____ Entries supplied

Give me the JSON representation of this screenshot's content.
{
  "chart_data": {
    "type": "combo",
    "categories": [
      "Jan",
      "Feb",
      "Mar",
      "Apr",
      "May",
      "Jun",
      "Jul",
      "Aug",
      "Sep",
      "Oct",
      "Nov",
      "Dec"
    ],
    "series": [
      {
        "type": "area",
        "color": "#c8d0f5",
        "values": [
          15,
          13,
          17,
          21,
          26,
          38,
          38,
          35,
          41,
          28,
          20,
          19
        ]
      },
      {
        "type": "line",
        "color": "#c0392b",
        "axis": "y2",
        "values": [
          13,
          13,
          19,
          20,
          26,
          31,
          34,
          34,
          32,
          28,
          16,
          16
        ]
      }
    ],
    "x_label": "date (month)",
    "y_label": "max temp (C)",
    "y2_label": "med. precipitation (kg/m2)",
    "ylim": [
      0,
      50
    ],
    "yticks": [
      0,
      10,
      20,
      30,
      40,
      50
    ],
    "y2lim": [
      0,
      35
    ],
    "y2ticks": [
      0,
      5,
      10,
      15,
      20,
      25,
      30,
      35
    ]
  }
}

________

**What you will do**
Return what is listed above, exactly and completely.

**Result below**
Give me the JSON representation of this screenshot's content.
{
  "chart_data": {
    "type": "combo",
    "categories": [
      "Jan",
      "Feb",
      "Mar",
      "Apr",
      "May",
      "Jun",
      "Jul",
      "Aug",
      "Sep",
      "Oct",
      "Nov",
      "Dec"
    ],
    "series": [
      {
        "type": "area",
        "color": "#c8d0f5",
        "values": [
          15,
          13,
          17,
          21,
          26,
          38,
          38,
          35,
          41,
          28,
          20,
          19
        ]
      },
      {
        "type": "line",
        "color": "#c0392b",
        "axis": "y2",
        "values": [
          13,
          13,
          19,
          20,
          26,
          31,
          34,
          34,
          32,
          28,
          16,
          16
        ]
      }
    ],
    "x_label": "date (month)",
    "y_label": "max temp (C)",
    "y2_label": "med. precipitation (kg/m2)",
    "ylim": [
      0,
      50
    ],
    "yticks": [
      0,
      10,
      20,
      30,
      40,
      50
    ],
    "y2lim": [
      0,
      35
    ],
    "y2ticks": [
      0,
      5,
      10,
      15,
      20,
      25,
      30,
      35
    ]
  }
}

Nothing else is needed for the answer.